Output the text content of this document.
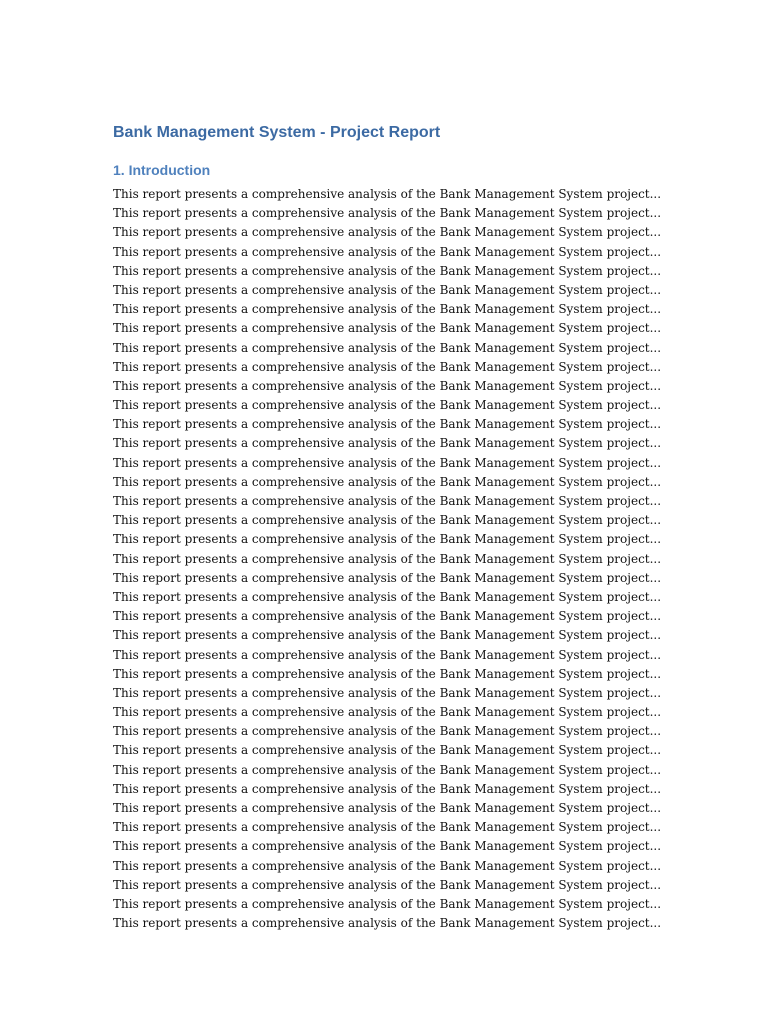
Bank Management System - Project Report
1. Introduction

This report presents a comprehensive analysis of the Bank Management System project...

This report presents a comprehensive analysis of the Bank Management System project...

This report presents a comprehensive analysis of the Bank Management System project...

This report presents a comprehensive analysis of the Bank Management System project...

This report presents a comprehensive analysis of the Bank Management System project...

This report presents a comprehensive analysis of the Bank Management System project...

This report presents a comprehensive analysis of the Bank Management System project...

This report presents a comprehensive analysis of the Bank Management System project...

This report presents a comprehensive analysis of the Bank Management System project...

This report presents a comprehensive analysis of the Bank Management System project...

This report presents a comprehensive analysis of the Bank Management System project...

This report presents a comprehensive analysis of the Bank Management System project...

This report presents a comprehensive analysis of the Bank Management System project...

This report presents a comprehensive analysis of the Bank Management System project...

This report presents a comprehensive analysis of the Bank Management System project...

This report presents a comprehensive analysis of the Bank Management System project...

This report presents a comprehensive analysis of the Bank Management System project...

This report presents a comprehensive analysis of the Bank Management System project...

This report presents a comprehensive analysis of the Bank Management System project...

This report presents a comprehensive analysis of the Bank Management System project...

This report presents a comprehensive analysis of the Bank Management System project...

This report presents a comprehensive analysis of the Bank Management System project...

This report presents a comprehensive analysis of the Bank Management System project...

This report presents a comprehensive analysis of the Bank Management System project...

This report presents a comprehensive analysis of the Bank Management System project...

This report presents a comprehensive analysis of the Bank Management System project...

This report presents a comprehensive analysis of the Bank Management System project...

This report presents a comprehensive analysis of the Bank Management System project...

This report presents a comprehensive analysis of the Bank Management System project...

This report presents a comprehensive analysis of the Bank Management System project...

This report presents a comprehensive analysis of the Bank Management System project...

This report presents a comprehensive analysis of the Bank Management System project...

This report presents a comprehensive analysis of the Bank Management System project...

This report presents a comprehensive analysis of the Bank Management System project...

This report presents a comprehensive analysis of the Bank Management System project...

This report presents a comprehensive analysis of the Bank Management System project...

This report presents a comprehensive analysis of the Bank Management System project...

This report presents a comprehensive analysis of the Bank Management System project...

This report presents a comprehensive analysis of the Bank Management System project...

WHAT TO DO: Every entry must be written out exactly, with all pictures left out.

FINISHED ANSWER:
Output the text content of this document.
Bank Management System - Project Report
1. Introduction

This report presents a comprehensive analysis of the Bank Management System project...

This report presents a comprehensive analysis of the Bank Management System project...

This report presents a comprehensive analysis of the Bank Management System project...

This report presents a comprehensive analysis of the Bank Management System project...

This report presents a comprehensive analysis of the Bank Management System project...

This report presents a comprehensive analysis of the Bank Management System project...

This report presents a comprehensive analysis of the Bank Management System project...

This report presents a comprehensive analysis of the Bank Management System project...

This report presents a comprehensive analysis of the Bank Management System project...

This report presents a comprehensive analysis of the Bank Management System project...

This report presents a comprehensive analysis of the Bank Management System project...

This report presents a comprehensive analysis of the Bank Management System project...

This report presents a comprehensive analysis of the Bank Management System project...

This report presents a comprehensive analysis of the Bank Management System project...

This report presents a comprehensive analysis of the Bank Management System project...

This report presents a comprehensive analysis of the Bank Management System project...

This report presents a comprehensive analysis of the Bank Management System project...

This report presents a comprehensive analysis of the Bank Management System project...

This report presents a comprehensive analysis of the Bank Management System project...

This report presents a comprehensive analysis of the Bank Management System project...

This report presents a comprehensive analysis of the Bank Management System project...

This report presents a comprehensive analysis of the Bank Management System project...

This report presents a comprehensive analysis of the Bank Management System project...

This report presents a comprehensive analysis of the Bank Management System project...

This report presents a comprehensive analysis of the Bank Management System project...

This report presents a comprehensive analysis of the Bank Management System project...

This report presents a comprehensive analysis of the Bank Management System project...

This report presents a comprehensive analysis of the Bank Management System project...

This report presents a comprehensive analysis of the Bank Management System project...

This report presents a comprehensive analysis of the Bank Management System project...

This report presents a comprehensive analysis of the Bank Management System project...

This report presents a comprehensive analysis of the Bank Management System project...

This report presents a comprehensive analysis of the Bank Management System project...

This report presents a comprehensive analysis of the Bank Management System project...

This report presents a comprehensive analysis of the Bank Management System project...

This report presents a comprehensive analysis of the Bank Management System project...

This report presents a comprehensive analysis of the Bank Management System project...

This report presents a comprehensive analysis of the Bank Management System project...

This report presents a comprehensive analysis of the Bank Management System project...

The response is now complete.